Extract the listing in its entirety, keeping each line identical to the original.
★ ★ ★ ★ ★
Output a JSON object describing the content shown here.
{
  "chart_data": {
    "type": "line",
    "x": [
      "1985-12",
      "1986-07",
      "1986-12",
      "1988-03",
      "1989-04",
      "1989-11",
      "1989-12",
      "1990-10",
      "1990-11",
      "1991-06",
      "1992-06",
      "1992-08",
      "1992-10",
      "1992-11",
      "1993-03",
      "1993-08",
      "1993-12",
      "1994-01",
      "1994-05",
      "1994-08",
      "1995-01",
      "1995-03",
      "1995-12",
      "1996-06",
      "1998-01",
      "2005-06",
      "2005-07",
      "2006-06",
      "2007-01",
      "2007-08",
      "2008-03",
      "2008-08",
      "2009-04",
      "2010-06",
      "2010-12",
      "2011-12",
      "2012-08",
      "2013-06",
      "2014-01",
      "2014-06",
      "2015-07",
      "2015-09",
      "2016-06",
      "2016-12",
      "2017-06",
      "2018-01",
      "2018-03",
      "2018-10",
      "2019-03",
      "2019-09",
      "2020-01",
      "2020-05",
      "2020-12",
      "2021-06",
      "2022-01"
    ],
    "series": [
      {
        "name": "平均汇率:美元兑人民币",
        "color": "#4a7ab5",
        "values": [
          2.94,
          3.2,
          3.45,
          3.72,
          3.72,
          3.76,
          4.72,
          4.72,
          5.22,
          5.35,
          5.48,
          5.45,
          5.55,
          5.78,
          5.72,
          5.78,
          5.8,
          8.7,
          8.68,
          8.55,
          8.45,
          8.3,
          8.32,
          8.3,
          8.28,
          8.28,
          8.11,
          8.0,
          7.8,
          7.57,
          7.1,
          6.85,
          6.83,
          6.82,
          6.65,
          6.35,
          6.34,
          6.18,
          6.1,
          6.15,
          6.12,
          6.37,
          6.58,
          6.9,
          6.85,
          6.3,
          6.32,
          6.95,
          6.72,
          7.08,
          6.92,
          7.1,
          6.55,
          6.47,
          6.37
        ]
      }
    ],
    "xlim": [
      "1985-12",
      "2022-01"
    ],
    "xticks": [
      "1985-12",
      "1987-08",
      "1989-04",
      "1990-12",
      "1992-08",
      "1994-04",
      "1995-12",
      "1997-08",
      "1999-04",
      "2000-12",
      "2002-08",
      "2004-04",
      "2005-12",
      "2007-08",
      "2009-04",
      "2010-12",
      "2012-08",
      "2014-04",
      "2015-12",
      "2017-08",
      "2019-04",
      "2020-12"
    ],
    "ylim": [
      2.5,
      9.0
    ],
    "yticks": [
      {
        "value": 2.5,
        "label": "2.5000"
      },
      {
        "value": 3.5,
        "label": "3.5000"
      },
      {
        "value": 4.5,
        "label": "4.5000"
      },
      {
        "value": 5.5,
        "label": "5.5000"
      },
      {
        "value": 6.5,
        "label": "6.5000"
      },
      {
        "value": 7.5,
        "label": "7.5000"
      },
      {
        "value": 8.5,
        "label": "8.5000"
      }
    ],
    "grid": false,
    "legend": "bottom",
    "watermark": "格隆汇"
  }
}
★ ★ ★ ★ ★
*Solution to this task*
Output a JSON object describing the content shown here.
{
  "chart_data": {
    "type": "line",
    "x": [
      "1985-12",
      "1986-07",
      "1986-12",
      "1988-03",
      "1989-04",
      "1989-11",
      "1989-12",
      "1990-10",
      "1990-11",
      "1991-06",
      "1992-06",
      "1992-08",
      "1992-10",
      "1992-11",
      "1993-03",
      "1993-08",
      "1993-12",
      "1994-01",
      "1994-05",
      "1994-08",
      "1995-01",
      "1995-03",
      "1995-12",
      "1996-06",
      "1998-01",
      "2005-06",
      "2005-07",
      "2006-06",
      "2007-01",
      "2007-08",
      "2008-03",
      "2008-08",
      "2009-04",
      "2010-06",
      "2010-12",
      "2011-12",
      "2012-08",
      "2013-06",
      "2014-01",
      "2014-06",
      "2015-07",
      "2015-09",
      "2016-06",
      "2016-12",
      "2017-06",
      "2018-01",
      "2018-03",
      "2018-10",
      "2019-03",
      "2019-09",
      "2020-01",
      "2020-05",
      "2020-12",
      "2021-06",
      "2022-01"
    ],
    "series": [
      {
        "name": "平均汇率:美元兑人民币",
        "color": "#4a7ab5",
        "values": [
          2.94,
          3.2,
          3.45,
          3.72,
          3.72,
          3.76,
          4.72,
          4.72,
          5.22,
          5.35,
          5.48,
          5.45,
          5.55,
          5.78,
          5.72,
          5.78,
          5.8,
          8.7,
          8.68,
          8.55,
          8.45,
          8.3,
          8.32,
          8.3,
          8.28,
          8.28,
          8.11,
          8.0,
          7.8,
          7.57,
          7.1,
          6.85,
          6.83,
          6.82,
          6.65,
          6.35,
          6.34,
          6.18,
          6.1,
          6.15,
          6.12,
          6.37,
          6.58,
          6.9,
          6.85,
          6.3,
          6.32,
          6.95,
          6.72,
          7.08,
          6.92,
          7.1,
          6.55,
          6.47,
          6.37
        ]
      }
    ],
    "xlim": [
      "1985-12",
      "2022-01"
    ],
    "xticks": [
      "1985-12",
      "1987-08",
      "1989-04",
      "1990-12",
      "1992-08",
      "1994-04",
      "1995-12",
      "1997-08",
      "1999-04",
      "2000-12",
      "2002-08",
      "2004-04",
      "2005-12",
      "2007-08",
      "2009-04",
      "2010-12",
      "2012-08",
      "2014-04",
      "2015-12",
      "2017-08",
      "2019-04",
      "2020-12"
    ],
    "ylim": [
      2.5,
      9.0
    ],
    "yticks": [
      {
        "value": 2.5,
        "label": "2.5000"
      },
      {
        "value": 3.5,
        "label": "3.5000"
      },
      {
        "value": 4.5,
        "label": "4.5000"
      },
      {
        "value": 5.5,
        "label": "5.5000"
      },
      {
        "value": 6.5,
        "label": "6.5000"
      },
      {
        "value": 7.5,
        "label": "7.5000"
      },
      {
        "value": 8.5,
        "label": "8.5000"
      }
    ],
    "grid": false,
    "legend": "bottom",
    "watermark": "格隆汇"
  }
}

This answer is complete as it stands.